◆ **Your objective**
The entire listing is to be repeated verbatim.

Data listing
-=-=-
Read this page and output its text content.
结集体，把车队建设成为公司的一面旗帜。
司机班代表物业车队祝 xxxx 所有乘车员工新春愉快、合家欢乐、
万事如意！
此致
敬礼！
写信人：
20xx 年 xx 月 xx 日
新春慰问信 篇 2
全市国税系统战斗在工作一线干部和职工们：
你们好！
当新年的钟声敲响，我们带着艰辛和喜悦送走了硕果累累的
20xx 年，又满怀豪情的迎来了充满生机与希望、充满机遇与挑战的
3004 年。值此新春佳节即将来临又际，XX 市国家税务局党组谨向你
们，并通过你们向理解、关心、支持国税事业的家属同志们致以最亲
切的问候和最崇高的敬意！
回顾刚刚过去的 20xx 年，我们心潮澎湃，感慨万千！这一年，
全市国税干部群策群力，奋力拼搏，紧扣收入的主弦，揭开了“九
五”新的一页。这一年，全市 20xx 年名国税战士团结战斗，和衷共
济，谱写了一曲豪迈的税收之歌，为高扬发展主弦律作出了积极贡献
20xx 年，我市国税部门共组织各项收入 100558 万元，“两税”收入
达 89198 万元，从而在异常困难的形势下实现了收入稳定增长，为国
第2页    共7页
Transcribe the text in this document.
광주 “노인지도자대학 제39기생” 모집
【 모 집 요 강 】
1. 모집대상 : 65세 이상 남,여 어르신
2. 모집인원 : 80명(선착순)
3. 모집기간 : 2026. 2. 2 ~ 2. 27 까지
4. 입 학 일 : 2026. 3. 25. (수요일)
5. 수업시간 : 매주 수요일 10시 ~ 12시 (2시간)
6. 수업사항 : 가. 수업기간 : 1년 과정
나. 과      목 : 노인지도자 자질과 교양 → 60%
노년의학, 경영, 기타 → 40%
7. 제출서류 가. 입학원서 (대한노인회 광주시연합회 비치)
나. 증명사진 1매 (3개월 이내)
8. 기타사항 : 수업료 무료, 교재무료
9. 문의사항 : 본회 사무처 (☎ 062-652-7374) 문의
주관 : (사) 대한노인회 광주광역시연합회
-=-=-
◆ **Worked answer**
Read this page and output its text content.
结集体，把车队建设成为公司的一面旗帜。
司机班代表物业车队祝 xxxx 所有乘车员工新春愉快、合家欢乐、
万事如意！
此致
敬礼！
写信人：
20xx 年 xx 月 xx 日
新春慰问信 篇 2
全市国税系统战斗在工作一线干部和职工们：
你们好！
当新年的钟声敲响，我们带着艰辛和喜悦送走了硕果累累的
20xx 年，又满怀豪情的迎来了充满生机与希望、充满机遇与挑战的
3004 年。值此新春佳节即将来临又际，XX 市国家税务局党组谨向你
们，并通过你们向理解、关心、支持国税事业的家属同志们致以最亲
切的问候和最崇高的敬意！
回顾刚刚过去的 20xx 年，我们心潮澎湃，感慨万千！这一年，
全市国税干部群策群力，奋力拼搏，紧扣收入的主弦，揭开了“九
五”新的一页。这一年，全市 20xx 年名国税战士团结战斗，和衷共
济，谱写了一曲豪迈的税收之歌，为高扬发展主弦律作出了积极贡献
20xx 年，我市国税部门共组织各项收入 100558 万元，“两税”收入
达 89198 万元，从而在异常困难的形势下实现了收入稳定增长，为国
第2页    共7页
Transcribe the text in this document.
광주 “노인지도자대학 제39기생” 모집
【 모 집 요 강 】
1. 모집대상 : 65세 이상 남,여 어르신
2. 모집인원 : 80명(선착순)
3. 모집기간 : 2026. 2. 2 ~ 2. 27 까지
4. 입 학 일 : 2026. 3. 25. (수요일)
5. 수업시간 : 매주 수요일 10시 ~ 12시 (2시간)
6. 수업사항 : 가. 수업기간 : 1년 과정
나. 과      목 : 노인지도자 자질과 교양 → 60%
노년의학, 경영, 기타 → 40%
7. 제출서류 가. 입학원서 (대한노인회 광주시연합회 비치)
나. 증명사진 1매 (3개월 이내)
8. 기타사항 : 수업료 무료, 교재무료
9. 문의사항 : 본회 사무처 (☎ 062-652-7374) 문의
주관 : (사) 대한노인회 광주광역시연합회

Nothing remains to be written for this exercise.